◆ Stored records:

_ _ _ _

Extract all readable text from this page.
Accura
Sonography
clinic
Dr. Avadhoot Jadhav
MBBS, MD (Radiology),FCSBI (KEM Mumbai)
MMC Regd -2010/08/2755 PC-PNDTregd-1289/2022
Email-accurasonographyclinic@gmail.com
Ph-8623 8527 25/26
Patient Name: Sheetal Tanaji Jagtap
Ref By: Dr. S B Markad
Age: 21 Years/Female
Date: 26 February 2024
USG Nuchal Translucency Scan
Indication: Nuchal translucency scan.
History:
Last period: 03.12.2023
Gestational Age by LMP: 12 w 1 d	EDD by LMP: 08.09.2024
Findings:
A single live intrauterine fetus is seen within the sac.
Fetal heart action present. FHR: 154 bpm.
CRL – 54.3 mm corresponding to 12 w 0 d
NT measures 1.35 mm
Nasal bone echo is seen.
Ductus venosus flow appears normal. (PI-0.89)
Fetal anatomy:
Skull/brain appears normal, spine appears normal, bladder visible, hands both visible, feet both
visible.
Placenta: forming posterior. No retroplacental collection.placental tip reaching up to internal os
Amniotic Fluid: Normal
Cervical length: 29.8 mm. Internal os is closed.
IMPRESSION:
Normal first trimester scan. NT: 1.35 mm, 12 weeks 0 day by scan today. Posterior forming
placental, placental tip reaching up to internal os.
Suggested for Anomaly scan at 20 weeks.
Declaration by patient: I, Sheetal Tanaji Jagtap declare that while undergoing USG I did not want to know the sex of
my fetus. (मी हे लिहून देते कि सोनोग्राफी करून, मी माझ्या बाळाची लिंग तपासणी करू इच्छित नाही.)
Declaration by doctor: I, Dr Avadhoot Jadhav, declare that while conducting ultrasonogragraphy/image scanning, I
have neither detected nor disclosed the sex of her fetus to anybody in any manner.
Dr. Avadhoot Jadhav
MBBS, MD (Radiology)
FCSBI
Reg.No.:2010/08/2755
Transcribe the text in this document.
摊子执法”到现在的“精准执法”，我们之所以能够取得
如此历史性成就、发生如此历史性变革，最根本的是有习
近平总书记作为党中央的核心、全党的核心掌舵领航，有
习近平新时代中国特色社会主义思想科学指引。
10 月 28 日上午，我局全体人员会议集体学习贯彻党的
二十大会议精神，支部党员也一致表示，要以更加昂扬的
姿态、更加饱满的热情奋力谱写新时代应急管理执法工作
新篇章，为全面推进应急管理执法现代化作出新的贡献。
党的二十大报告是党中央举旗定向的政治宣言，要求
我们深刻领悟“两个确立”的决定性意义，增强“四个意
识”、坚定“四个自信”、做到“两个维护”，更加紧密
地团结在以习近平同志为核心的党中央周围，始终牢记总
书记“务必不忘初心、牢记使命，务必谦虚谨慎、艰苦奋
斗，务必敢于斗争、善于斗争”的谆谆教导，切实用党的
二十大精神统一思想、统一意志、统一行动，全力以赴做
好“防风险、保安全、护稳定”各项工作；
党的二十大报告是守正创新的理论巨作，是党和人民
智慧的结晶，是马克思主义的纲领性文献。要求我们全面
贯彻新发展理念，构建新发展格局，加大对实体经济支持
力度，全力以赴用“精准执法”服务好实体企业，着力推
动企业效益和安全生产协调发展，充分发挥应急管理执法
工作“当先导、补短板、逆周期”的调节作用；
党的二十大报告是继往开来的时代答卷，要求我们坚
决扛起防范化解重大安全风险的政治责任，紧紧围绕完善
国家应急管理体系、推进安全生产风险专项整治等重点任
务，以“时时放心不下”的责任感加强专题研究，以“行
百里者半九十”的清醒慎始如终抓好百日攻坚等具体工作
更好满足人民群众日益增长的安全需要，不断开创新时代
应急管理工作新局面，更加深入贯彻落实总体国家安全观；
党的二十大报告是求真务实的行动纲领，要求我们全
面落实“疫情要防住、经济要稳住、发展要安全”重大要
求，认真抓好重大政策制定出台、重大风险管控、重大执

_ _ _ _

◆ Aim: Gather up every line in the data above that contains the word "declare", copying each one.

◆ Written answer:
Declaration by patient: I, Sheetal Tanaji Jagtap declare that while undergoing USG I did not want to know the sex of
Declaration by doctor: I, Dr Avadhoot Jadhav, declare that while conducting ultrasonogragraphy/image scanning, I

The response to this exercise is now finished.